(Exercise details): Pick out every line with the word "provozu" and copy it.

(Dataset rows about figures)
-- Start --

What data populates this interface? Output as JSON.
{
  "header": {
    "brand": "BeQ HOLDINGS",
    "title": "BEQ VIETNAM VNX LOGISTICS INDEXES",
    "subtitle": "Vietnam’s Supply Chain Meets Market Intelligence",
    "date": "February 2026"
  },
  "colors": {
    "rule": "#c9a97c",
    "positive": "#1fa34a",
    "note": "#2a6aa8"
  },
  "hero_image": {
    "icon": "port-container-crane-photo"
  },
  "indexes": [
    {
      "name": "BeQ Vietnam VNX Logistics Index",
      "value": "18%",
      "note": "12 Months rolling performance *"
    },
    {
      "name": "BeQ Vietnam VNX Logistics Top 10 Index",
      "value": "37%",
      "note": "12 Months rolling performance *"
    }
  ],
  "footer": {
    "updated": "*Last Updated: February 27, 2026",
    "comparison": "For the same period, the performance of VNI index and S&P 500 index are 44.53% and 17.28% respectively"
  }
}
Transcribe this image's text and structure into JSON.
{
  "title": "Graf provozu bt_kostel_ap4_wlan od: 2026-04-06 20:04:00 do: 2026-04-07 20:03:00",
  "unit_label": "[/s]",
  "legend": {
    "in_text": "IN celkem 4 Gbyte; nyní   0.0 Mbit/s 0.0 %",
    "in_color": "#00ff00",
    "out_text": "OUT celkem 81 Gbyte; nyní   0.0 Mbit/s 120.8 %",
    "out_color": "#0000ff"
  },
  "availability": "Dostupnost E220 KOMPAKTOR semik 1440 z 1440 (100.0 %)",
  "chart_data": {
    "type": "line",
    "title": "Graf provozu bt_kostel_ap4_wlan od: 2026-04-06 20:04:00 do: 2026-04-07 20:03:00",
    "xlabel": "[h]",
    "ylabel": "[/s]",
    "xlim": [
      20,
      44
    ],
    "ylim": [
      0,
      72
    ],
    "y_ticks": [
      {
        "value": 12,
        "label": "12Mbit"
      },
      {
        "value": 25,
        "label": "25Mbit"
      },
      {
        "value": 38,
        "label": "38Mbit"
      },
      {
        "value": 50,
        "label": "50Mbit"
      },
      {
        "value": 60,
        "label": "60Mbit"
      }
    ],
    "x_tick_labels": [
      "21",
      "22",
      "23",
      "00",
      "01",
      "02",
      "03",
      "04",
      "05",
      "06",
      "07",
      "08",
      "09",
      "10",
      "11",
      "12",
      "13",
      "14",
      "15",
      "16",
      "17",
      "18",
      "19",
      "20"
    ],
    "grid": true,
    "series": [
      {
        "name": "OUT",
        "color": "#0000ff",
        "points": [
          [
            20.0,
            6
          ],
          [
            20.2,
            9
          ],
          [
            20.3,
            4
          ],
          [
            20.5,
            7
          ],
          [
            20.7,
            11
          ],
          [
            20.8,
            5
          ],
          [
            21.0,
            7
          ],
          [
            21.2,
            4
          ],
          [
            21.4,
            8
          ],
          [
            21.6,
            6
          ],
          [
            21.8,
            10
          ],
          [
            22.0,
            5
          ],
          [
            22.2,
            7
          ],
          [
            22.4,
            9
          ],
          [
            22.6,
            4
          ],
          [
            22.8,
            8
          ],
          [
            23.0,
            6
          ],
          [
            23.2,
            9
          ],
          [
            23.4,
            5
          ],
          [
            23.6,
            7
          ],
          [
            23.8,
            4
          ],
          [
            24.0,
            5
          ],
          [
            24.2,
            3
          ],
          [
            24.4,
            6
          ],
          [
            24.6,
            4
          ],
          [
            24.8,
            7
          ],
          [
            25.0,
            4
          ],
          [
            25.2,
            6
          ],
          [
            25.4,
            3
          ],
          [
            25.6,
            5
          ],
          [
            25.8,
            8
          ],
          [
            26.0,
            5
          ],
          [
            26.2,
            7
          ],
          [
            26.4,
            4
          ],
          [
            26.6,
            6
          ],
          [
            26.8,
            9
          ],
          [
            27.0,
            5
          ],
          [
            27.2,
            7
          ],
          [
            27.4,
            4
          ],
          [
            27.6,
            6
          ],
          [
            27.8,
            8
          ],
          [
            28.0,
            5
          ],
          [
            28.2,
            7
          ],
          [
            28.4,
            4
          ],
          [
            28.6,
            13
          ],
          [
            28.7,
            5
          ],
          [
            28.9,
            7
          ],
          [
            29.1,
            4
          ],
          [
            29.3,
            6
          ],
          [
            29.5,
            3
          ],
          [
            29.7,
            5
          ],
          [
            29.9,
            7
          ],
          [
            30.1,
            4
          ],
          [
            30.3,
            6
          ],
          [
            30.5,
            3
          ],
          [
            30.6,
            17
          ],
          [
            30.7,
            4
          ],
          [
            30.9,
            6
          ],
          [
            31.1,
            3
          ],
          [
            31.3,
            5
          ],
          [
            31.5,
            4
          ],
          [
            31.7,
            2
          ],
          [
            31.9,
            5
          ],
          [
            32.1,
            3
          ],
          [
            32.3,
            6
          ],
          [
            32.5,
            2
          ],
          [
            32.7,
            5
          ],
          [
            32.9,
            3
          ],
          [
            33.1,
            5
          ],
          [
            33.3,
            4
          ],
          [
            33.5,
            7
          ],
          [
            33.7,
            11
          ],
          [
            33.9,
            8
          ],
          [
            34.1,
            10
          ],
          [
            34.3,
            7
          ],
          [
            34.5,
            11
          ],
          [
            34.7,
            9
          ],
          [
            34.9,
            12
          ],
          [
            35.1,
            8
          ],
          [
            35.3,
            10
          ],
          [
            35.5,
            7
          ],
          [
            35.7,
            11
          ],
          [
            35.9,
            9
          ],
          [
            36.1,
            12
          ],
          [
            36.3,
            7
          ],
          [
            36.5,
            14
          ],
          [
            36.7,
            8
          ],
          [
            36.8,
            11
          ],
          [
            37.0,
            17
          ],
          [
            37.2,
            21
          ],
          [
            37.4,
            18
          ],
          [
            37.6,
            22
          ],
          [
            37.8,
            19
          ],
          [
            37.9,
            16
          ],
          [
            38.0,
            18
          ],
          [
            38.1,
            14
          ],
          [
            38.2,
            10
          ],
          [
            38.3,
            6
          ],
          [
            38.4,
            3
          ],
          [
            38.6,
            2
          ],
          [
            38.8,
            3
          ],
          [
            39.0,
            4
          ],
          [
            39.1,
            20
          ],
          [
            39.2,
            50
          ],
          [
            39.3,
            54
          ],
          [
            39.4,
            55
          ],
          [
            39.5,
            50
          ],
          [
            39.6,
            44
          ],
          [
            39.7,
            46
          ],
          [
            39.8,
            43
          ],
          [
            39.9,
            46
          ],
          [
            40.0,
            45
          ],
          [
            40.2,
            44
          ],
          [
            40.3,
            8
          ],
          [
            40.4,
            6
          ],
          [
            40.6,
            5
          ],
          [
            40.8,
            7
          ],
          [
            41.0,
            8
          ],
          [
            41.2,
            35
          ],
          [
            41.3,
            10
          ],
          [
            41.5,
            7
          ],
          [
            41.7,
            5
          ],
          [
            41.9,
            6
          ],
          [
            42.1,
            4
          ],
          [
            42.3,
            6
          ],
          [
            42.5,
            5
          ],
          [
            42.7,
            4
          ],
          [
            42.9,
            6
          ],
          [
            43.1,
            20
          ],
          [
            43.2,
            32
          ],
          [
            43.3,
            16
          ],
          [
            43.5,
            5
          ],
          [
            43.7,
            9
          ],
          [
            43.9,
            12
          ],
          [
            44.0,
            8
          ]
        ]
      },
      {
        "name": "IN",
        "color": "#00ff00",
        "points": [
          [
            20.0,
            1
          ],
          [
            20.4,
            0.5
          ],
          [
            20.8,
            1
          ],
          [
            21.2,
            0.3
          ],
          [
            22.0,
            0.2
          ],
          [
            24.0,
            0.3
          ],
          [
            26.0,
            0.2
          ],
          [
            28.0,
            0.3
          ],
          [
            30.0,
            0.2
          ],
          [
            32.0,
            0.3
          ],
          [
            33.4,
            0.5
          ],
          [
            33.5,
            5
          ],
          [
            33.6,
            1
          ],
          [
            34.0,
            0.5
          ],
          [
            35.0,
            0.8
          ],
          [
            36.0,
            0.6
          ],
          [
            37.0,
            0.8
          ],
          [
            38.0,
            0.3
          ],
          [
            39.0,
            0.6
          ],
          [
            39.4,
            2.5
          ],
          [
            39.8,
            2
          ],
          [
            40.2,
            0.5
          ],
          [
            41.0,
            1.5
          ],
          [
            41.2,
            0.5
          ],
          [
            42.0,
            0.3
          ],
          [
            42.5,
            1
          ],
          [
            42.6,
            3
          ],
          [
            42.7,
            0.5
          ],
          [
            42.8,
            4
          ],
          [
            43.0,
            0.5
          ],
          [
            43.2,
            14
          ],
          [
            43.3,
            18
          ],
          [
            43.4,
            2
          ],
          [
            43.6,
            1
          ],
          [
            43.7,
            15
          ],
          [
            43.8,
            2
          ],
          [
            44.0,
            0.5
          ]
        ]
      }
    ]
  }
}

-- End --

(Answer to the task):
  "title": "Graf provozu bt_kostel_ap4_wlan od: 2026-04-06 20:04:00 do: 2026-04-07 20:03:00",
    "title": "Graf provozu bt_kostel_ap4_wlan od: 2026-04-06 20:04:00 do: 2026-04-07 20:03:00",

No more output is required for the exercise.